··· PROVIDED INFORMATION ···

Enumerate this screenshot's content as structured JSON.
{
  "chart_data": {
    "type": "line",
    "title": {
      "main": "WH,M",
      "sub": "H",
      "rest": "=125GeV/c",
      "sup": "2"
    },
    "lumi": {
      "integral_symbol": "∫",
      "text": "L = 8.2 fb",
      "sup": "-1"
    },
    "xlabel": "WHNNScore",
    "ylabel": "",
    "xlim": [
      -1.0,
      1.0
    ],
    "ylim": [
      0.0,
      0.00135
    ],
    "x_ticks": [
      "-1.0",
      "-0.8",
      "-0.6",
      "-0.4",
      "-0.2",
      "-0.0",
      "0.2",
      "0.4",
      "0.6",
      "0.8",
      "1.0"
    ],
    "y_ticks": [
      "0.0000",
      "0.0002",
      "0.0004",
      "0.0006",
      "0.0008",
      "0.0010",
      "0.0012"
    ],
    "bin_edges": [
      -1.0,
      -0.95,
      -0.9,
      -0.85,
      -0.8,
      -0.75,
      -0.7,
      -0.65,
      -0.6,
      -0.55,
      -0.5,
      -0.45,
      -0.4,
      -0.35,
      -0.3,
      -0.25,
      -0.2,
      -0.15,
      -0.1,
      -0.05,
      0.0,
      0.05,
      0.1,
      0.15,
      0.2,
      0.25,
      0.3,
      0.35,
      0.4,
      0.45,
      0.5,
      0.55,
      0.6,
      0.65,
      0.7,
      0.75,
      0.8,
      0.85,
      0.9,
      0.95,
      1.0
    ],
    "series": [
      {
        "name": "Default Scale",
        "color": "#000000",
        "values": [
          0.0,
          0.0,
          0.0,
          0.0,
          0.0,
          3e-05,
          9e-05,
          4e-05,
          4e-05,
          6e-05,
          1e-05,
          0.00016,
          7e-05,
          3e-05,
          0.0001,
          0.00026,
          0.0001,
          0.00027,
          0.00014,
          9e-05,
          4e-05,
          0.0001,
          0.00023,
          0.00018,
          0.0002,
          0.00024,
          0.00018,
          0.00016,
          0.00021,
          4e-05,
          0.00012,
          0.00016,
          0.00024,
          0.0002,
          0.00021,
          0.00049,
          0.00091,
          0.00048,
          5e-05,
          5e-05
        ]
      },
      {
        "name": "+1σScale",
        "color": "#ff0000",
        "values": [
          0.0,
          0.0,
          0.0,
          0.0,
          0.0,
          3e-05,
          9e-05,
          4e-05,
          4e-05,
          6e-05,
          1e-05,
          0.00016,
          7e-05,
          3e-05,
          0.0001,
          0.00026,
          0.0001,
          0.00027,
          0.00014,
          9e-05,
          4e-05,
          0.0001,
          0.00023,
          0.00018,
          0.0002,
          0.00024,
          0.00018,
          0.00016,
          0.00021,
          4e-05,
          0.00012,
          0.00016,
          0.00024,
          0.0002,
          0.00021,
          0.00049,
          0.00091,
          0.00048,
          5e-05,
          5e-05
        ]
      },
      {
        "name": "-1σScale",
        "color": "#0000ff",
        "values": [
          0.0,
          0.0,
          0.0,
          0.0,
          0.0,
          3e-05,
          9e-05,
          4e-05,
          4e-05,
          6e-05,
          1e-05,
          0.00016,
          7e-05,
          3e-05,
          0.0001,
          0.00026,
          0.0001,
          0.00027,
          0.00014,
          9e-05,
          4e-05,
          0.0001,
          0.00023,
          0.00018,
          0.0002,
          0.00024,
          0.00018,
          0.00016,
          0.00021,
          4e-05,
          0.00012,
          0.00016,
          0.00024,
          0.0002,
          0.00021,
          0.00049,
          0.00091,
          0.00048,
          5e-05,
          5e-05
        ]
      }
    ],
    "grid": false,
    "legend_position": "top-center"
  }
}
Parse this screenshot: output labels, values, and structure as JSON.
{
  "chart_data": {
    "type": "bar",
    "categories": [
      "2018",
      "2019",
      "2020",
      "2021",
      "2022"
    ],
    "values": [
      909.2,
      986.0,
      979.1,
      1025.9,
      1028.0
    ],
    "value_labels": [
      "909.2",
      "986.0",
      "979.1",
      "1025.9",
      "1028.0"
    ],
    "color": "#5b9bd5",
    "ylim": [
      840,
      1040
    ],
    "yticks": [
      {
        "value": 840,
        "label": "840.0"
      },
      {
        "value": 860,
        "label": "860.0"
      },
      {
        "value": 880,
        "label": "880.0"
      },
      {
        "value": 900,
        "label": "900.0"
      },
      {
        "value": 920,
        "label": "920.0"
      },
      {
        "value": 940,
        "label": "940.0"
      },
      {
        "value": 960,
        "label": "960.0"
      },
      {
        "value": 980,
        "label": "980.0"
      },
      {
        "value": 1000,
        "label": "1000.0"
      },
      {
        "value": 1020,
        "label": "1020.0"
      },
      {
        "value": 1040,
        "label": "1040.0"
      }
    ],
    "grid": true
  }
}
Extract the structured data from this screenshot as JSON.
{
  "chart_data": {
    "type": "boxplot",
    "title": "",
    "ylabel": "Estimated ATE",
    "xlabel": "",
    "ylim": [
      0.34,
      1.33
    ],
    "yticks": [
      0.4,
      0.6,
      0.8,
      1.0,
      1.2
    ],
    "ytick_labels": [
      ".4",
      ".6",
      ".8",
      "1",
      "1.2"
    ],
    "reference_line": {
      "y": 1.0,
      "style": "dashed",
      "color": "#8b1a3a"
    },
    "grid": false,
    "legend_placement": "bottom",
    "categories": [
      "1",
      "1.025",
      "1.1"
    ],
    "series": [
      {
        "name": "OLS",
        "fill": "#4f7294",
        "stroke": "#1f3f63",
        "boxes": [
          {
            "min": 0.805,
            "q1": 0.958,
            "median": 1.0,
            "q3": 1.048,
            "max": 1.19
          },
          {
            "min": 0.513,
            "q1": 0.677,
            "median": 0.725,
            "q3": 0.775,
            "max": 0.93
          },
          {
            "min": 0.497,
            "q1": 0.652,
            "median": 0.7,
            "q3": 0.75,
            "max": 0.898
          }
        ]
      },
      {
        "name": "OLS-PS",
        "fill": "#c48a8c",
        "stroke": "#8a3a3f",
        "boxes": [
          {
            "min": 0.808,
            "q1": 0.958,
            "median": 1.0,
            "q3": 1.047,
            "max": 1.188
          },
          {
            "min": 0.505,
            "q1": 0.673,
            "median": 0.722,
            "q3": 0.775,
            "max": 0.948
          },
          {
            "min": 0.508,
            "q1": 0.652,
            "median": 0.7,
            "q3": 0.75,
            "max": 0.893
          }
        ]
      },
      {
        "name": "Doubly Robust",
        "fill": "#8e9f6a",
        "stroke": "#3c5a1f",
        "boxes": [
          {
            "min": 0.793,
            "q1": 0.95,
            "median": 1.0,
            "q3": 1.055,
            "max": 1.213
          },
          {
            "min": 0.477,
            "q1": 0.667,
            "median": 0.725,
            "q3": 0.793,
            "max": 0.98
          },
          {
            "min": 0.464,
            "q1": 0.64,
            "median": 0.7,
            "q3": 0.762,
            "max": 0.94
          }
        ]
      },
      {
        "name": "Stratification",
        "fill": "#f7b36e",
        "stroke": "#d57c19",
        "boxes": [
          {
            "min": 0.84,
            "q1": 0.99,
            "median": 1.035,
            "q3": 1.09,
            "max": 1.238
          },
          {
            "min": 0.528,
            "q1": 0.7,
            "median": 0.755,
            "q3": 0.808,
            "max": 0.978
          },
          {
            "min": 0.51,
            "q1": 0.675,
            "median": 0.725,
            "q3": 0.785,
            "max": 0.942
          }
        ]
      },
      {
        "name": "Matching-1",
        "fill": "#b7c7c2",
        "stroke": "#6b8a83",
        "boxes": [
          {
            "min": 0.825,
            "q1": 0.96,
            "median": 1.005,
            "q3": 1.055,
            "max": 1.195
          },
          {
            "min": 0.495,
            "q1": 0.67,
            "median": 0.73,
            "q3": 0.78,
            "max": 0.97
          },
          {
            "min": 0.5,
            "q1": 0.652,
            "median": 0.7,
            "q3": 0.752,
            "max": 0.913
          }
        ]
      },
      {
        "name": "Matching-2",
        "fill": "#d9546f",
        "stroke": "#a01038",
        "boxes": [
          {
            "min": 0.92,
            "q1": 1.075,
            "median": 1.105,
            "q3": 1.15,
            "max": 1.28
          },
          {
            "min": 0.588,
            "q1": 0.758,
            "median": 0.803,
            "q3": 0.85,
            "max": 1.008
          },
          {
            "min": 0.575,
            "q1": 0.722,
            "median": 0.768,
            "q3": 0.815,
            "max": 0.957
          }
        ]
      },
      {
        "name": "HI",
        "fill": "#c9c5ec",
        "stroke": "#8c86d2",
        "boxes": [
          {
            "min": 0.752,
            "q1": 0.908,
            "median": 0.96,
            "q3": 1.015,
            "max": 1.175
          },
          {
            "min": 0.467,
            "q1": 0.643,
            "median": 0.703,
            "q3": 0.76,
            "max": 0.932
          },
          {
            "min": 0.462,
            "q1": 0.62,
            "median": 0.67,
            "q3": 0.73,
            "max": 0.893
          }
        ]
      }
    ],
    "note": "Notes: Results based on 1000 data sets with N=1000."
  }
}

···

Give only the number of lines in the entries above that contain the string "JSON".

- [FINAL RESULT]: 3